To do: Scan the material and copy every line in which "underlying" appears.

Figure data in JSON:
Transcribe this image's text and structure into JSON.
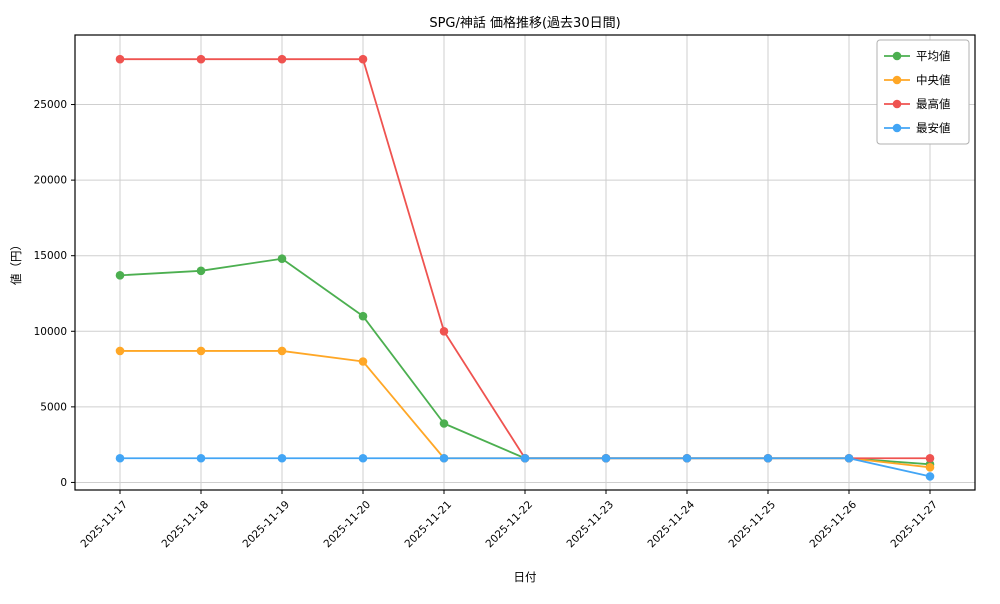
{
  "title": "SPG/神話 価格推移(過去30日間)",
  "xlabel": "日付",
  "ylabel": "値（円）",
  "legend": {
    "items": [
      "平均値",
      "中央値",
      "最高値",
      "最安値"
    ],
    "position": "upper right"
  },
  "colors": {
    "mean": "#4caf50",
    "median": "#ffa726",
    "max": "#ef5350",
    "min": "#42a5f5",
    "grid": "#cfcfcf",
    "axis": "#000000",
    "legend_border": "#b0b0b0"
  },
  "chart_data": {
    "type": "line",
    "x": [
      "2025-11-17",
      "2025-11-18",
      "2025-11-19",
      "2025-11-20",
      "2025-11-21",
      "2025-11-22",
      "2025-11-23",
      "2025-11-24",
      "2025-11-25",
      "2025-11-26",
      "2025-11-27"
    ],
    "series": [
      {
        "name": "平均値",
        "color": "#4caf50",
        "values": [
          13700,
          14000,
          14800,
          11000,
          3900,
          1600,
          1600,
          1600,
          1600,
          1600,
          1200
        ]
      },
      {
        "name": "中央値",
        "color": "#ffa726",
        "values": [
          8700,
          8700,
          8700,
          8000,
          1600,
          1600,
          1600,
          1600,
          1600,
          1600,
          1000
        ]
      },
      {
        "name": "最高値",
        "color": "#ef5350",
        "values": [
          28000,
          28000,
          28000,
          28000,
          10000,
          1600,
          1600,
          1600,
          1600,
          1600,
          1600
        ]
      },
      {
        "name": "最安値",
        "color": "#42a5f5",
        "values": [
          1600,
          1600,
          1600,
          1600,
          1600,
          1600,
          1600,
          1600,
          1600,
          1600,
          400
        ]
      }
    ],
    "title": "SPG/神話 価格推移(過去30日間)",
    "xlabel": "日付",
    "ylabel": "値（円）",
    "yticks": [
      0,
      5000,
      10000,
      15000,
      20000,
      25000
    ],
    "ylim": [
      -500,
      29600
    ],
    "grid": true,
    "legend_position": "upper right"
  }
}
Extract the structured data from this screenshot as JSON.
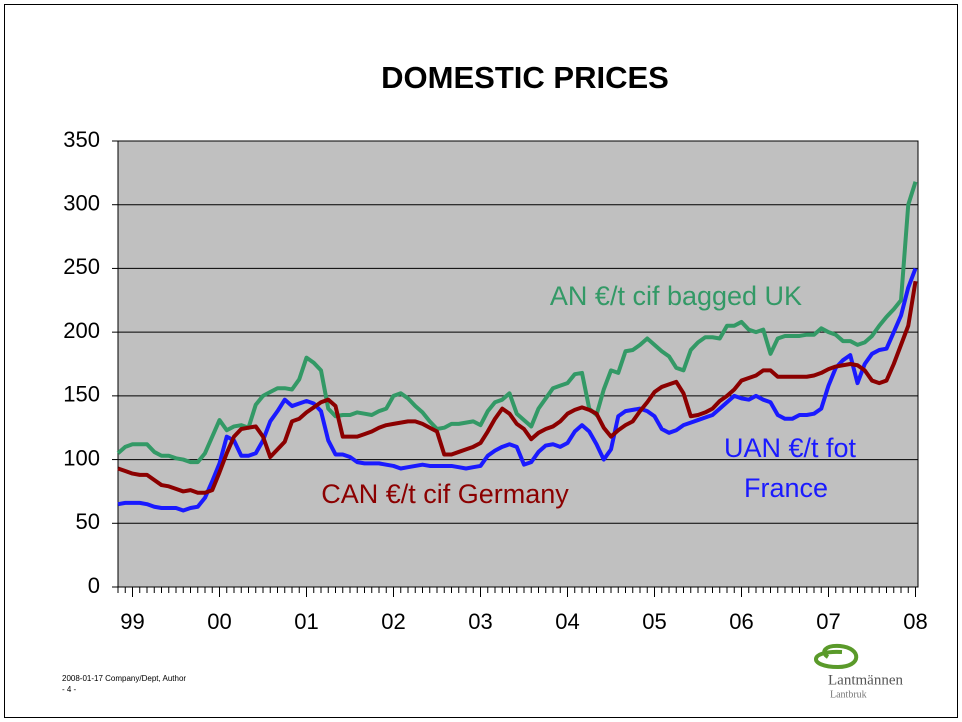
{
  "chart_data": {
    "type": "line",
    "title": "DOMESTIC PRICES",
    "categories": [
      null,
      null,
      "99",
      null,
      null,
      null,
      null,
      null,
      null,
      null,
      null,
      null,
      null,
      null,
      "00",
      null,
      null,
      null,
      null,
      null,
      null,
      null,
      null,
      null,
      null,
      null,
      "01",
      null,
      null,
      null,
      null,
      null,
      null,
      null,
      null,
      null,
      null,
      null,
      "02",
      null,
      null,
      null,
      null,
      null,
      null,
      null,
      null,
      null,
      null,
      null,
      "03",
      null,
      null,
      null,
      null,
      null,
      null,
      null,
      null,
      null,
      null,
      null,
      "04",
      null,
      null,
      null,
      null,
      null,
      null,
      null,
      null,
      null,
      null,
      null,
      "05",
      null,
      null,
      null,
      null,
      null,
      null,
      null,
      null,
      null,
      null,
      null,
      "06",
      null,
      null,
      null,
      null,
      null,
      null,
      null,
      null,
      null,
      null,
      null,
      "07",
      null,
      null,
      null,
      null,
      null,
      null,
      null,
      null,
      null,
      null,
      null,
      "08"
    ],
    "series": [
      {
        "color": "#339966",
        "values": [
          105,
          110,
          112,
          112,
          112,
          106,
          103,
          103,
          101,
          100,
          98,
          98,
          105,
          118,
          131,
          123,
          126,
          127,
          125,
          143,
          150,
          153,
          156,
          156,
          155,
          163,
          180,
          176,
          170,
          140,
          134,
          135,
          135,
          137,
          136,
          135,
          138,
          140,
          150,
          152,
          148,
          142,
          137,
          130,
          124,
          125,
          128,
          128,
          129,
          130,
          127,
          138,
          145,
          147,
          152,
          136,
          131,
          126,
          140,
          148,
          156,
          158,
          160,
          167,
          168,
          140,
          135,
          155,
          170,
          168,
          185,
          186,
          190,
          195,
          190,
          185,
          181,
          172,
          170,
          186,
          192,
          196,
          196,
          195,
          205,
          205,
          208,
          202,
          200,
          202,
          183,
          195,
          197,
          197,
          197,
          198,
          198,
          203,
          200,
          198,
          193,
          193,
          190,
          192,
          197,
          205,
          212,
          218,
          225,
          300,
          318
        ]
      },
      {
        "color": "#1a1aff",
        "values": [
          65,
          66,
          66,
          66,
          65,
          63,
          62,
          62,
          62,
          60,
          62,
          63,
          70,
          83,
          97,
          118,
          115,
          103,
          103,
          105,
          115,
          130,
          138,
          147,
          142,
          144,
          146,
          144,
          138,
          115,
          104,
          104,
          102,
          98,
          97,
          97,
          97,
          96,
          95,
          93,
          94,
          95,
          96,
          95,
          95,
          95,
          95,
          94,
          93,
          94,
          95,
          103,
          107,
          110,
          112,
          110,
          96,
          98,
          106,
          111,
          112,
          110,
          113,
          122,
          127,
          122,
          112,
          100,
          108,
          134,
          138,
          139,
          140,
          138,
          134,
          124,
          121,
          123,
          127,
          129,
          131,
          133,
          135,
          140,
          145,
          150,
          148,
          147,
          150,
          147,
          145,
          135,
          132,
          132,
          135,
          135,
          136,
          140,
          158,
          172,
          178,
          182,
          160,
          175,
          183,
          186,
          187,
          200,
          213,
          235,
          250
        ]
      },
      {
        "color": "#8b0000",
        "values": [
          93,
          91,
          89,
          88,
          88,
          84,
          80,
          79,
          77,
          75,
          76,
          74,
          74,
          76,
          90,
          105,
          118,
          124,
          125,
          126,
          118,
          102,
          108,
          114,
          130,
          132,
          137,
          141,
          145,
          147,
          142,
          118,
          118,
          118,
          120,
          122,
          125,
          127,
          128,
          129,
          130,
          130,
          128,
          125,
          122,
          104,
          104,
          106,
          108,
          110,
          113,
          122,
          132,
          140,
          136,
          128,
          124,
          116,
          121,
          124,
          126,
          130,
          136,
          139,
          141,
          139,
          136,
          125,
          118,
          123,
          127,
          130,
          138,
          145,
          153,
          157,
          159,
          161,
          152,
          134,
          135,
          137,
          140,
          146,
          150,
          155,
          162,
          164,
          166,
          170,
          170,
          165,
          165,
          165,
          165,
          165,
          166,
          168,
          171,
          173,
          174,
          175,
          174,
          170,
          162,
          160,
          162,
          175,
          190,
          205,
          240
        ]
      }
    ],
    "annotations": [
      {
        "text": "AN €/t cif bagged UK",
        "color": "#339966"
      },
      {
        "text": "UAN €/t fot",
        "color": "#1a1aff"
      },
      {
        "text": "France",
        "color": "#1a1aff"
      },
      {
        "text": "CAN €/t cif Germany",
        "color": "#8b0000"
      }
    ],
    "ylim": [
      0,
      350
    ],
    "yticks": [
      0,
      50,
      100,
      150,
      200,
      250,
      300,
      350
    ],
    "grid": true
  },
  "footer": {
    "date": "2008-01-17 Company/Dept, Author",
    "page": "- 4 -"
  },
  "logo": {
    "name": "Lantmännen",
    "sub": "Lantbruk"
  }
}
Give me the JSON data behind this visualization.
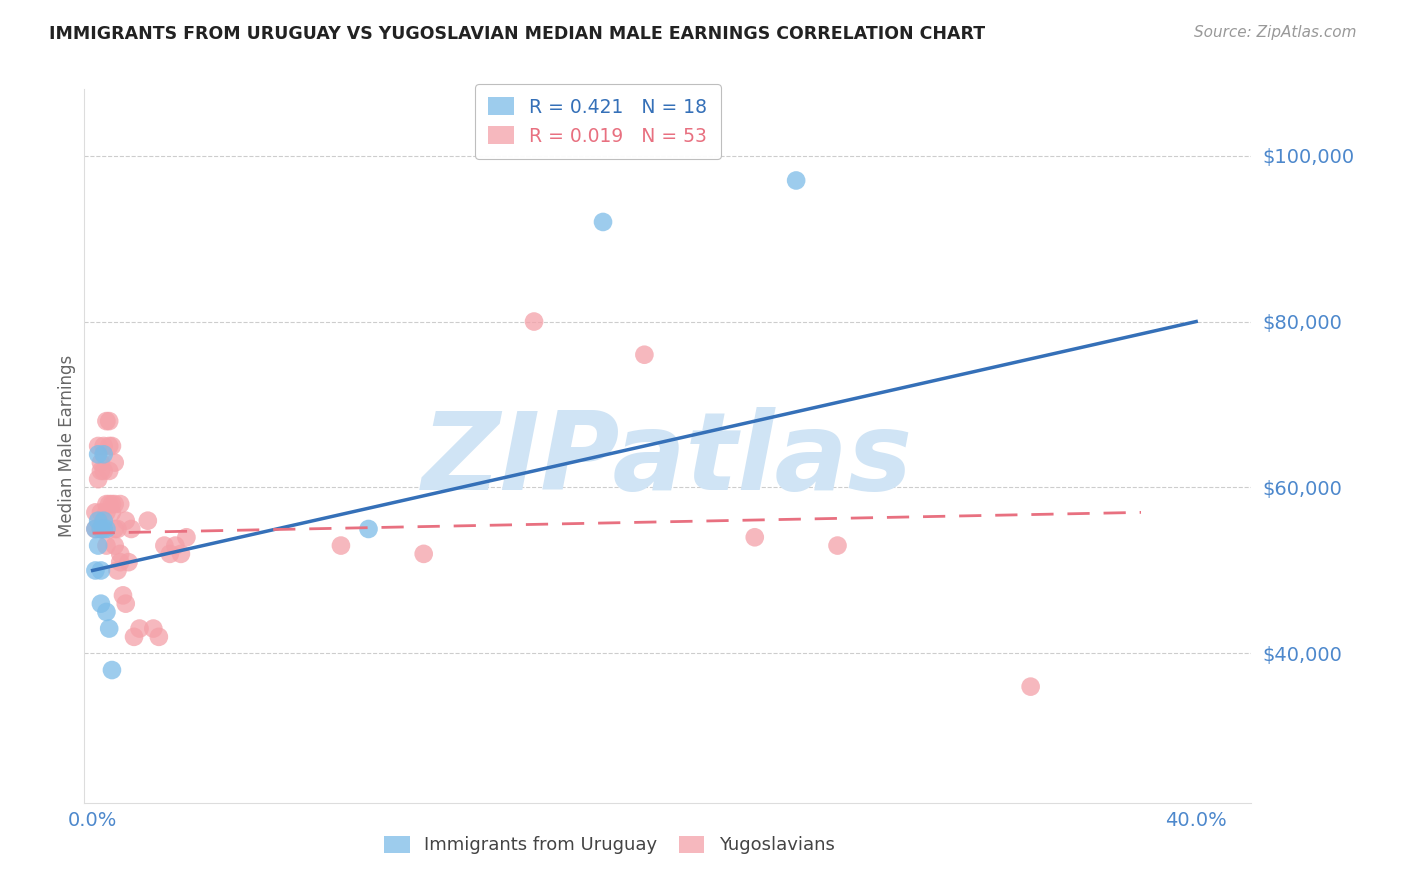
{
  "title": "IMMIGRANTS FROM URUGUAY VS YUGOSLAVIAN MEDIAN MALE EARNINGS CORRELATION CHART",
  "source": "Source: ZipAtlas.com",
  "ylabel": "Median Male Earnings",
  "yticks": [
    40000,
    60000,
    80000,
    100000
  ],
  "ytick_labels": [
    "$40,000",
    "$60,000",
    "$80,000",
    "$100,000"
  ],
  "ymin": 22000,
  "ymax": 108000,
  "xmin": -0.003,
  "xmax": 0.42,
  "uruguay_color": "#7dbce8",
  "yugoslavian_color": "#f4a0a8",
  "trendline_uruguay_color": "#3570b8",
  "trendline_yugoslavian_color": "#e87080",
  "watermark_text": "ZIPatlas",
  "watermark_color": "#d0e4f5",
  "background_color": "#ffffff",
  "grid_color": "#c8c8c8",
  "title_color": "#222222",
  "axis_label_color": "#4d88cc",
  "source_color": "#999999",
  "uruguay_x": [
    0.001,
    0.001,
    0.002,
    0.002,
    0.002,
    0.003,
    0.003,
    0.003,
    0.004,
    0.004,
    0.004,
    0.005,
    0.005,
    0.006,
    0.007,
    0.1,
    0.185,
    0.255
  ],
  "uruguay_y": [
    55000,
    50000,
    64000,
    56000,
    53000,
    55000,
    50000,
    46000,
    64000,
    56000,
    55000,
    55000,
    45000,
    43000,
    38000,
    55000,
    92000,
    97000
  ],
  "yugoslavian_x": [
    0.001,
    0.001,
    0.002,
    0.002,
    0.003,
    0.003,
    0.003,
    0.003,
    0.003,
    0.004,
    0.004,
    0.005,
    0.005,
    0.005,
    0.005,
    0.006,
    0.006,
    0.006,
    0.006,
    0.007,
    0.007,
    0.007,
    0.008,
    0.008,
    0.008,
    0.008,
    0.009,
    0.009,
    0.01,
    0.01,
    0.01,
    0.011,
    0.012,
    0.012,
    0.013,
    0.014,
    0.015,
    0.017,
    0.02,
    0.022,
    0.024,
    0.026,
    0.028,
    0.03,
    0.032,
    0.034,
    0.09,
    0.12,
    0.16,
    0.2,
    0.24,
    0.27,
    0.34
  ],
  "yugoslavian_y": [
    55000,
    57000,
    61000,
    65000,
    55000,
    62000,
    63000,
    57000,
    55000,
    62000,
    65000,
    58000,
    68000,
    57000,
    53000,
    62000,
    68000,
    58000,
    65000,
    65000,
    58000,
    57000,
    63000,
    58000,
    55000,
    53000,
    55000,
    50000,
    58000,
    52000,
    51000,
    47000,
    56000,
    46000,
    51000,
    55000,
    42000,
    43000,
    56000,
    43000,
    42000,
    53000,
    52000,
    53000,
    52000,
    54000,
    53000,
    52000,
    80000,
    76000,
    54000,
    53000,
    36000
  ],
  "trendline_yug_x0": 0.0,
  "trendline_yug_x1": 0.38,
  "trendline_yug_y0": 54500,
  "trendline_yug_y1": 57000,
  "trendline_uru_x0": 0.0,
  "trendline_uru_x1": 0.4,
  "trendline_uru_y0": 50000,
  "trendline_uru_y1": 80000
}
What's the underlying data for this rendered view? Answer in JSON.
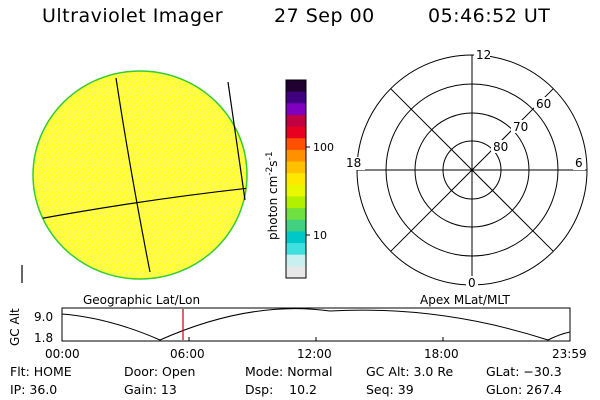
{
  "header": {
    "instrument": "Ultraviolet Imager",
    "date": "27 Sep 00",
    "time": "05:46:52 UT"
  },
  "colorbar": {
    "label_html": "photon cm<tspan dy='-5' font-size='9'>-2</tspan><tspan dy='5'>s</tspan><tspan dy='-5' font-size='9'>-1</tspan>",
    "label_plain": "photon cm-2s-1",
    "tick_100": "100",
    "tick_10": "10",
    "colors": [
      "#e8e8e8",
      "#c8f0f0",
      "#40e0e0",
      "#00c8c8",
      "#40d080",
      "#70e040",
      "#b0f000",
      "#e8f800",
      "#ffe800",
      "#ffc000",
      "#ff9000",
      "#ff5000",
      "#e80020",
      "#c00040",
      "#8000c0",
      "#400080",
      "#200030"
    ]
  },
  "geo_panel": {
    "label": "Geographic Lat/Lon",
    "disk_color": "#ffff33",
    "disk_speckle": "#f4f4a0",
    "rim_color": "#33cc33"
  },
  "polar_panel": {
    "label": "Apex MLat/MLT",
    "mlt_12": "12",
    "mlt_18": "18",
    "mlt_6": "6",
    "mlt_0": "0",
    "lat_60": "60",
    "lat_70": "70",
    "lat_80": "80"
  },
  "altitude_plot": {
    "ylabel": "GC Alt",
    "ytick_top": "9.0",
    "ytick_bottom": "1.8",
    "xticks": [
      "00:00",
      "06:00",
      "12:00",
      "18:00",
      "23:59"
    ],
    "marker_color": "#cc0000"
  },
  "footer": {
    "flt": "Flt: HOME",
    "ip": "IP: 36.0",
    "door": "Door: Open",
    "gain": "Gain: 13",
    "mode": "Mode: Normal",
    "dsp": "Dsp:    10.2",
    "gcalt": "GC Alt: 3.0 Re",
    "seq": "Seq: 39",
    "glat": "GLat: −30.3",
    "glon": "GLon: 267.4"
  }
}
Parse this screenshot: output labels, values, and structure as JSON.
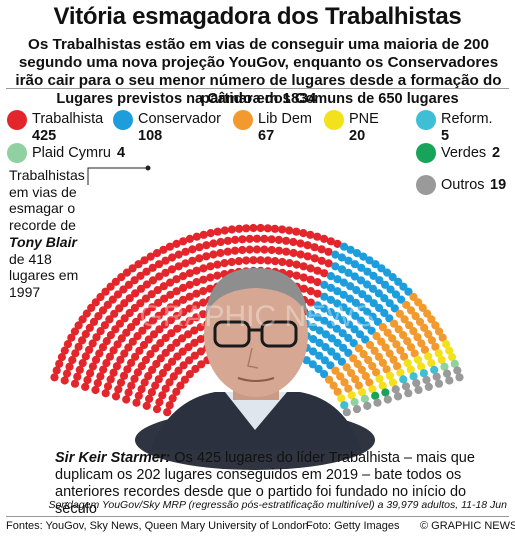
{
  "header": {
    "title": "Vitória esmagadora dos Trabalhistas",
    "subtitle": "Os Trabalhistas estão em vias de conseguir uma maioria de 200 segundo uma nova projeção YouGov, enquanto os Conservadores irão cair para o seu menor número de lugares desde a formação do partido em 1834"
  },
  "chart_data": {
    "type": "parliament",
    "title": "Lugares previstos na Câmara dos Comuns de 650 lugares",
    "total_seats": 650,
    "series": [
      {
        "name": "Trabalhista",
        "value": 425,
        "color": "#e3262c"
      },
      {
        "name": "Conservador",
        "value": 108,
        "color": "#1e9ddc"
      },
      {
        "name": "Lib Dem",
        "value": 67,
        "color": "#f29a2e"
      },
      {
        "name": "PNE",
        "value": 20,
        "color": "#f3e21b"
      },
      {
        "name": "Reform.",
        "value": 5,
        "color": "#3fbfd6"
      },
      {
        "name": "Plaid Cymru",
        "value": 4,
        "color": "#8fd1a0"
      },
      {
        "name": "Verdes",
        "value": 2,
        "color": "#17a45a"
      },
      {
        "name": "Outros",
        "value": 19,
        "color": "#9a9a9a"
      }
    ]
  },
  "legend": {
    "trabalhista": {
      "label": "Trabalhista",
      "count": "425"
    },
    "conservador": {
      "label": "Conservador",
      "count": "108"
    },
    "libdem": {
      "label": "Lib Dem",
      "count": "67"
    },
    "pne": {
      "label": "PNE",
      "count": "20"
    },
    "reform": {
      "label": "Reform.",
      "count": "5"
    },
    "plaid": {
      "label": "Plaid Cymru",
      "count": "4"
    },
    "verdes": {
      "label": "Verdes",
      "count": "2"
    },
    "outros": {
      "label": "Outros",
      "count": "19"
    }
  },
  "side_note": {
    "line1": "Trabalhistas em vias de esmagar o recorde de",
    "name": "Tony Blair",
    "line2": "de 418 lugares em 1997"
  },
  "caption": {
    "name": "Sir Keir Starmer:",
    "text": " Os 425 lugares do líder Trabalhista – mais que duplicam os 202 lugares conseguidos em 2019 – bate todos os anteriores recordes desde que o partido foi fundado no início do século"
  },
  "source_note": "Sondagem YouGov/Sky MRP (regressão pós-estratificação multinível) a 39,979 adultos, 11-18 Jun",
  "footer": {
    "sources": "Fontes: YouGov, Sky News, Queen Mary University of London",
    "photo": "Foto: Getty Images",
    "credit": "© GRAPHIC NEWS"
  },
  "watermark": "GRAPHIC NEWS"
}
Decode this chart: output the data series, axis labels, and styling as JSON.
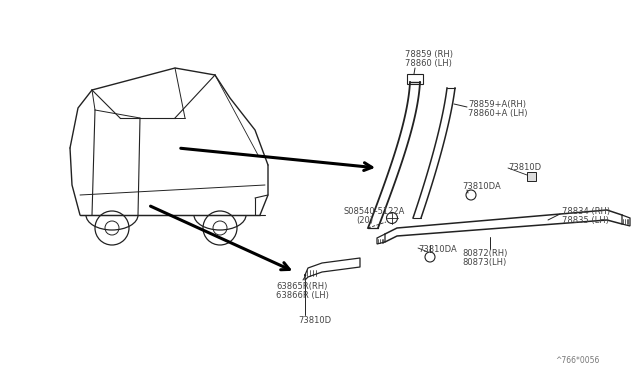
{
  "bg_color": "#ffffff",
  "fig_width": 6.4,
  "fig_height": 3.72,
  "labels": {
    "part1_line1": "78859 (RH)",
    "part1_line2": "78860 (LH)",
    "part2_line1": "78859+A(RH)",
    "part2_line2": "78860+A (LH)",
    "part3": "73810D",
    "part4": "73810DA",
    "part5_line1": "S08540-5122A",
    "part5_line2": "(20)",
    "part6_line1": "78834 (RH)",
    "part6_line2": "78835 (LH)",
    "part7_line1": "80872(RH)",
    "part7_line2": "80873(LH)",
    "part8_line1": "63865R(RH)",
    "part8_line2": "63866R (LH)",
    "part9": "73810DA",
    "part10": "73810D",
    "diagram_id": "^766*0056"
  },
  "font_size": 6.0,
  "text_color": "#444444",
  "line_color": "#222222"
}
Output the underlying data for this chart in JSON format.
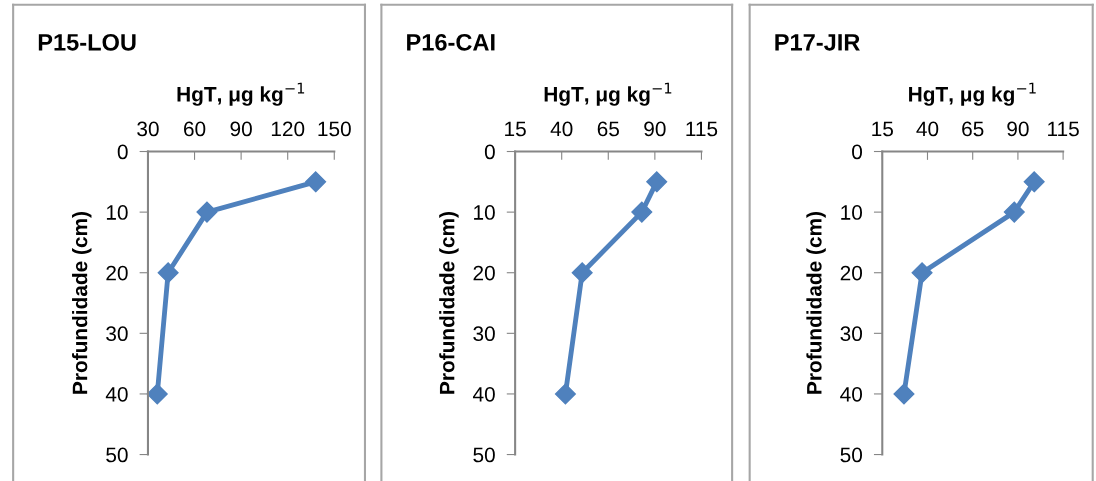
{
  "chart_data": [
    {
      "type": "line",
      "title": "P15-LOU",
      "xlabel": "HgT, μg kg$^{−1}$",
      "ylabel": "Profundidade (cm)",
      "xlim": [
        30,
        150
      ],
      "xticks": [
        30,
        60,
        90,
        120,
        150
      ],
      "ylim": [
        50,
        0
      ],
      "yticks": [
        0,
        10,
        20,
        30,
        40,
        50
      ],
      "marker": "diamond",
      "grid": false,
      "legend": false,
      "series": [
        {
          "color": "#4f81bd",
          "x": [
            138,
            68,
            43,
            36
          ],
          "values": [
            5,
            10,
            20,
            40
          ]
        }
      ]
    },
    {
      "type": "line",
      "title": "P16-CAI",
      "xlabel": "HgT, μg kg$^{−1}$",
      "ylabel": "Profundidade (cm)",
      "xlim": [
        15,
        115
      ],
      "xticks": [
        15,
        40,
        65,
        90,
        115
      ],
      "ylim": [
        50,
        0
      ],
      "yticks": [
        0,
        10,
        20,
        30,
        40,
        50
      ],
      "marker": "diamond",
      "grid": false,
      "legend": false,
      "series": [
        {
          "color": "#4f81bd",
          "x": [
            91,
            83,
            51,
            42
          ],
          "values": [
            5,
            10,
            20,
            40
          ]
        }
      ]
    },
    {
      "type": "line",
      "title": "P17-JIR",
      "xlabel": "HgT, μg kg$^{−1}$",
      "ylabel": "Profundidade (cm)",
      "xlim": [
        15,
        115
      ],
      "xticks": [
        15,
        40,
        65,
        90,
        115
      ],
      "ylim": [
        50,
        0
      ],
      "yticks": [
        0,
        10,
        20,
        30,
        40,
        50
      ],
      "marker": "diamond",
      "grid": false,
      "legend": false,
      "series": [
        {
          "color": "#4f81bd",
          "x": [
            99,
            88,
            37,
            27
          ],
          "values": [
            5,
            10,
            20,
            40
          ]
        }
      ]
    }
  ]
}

Task result:
What's the underlying data for this rendered view? Answer in JSON.
Output the underlying data for this chart in JSON format.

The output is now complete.